Pull out every line below that contains the word "name".

----

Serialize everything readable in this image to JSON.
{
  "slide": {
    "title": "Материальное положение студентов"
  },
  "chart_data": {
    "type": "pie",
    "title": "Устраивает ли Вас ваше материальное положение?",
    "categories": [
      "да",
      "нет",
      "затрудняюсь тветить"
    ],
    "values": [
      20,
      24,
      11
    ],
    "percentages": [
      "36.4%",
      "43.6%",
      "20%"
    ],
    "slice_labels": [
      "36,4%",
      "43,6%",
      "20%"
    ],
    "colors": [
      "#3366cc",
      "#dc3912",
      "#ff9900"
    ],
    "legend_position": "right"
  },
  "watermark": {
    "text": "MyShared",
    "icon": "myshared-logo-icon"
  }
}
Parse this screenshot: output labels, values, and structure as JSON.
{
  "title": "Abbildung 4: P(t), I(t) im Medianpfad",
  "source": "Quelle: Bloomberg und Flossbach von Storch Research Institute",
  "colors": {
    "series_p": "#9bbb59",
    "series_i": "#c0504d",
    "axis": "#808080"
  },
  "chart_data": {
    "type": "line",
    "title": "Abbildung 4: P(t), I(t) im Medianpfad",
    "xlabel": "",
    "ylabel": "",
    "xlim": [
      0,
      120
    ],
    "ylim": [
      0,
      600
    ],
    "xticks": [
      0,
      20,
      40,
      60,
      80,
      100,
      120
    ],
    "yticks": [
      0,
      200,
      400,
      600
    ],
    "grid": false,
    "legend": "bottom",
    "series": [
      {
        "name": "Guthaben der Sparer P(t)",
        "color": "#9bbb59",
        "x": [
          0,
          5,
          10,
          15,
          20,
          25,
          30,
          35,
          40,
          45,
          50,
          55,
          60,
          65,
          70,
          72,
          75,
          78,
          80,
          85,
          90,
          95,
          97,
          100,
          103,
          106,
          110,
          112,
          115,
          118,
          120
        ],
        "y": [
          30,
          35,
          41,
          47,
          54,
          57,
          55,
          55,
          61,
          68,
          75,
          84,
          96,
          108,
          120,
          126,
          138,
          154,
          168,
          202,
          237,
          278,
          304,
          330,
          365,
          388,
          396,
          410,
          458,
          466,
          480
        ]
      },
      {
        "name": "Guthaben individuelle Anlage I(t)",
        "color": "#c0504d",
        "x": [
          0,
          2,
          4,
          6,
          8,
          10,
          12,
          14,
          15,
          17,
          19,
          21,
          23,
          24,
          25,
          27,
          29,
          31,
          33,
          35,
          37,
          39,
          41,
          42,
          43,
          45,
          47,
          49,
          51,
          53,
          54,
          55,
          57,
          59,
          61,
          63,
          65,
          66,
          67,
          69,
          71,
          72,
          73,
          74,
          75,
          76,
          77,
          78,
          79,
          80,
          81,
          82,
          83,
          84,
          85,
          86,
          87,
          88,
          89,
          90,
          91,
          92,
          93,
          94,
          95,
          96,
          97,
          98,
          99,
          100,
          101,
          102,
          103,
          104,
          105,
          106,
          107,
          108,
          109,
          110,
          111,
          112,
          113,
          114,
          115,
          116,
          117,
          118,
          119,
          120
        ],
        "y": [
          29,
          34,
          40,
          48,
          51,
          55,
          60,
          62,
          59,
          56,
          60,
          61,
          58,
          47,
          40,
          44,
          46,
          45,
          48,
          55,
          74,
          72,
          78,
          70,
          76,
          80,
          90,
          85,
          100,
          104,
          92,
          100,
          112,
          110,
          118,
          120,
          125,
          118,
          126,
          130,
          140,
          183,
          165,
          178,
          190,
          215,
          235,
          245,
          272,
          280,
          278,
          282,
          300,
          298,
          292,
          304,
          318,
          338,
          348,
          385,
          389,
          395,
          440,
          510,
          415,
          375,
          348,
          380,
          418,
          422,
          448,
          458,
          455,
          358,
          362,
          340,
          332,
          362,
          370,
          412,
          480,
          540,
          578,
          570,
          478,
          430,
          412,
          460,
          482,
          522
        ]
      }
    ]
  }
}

----

* _RIGHT ANSWER_
        "name": "Guthaben der Sparer P(t)",
        "name": "Guthaben individuelle Anlage I(t)",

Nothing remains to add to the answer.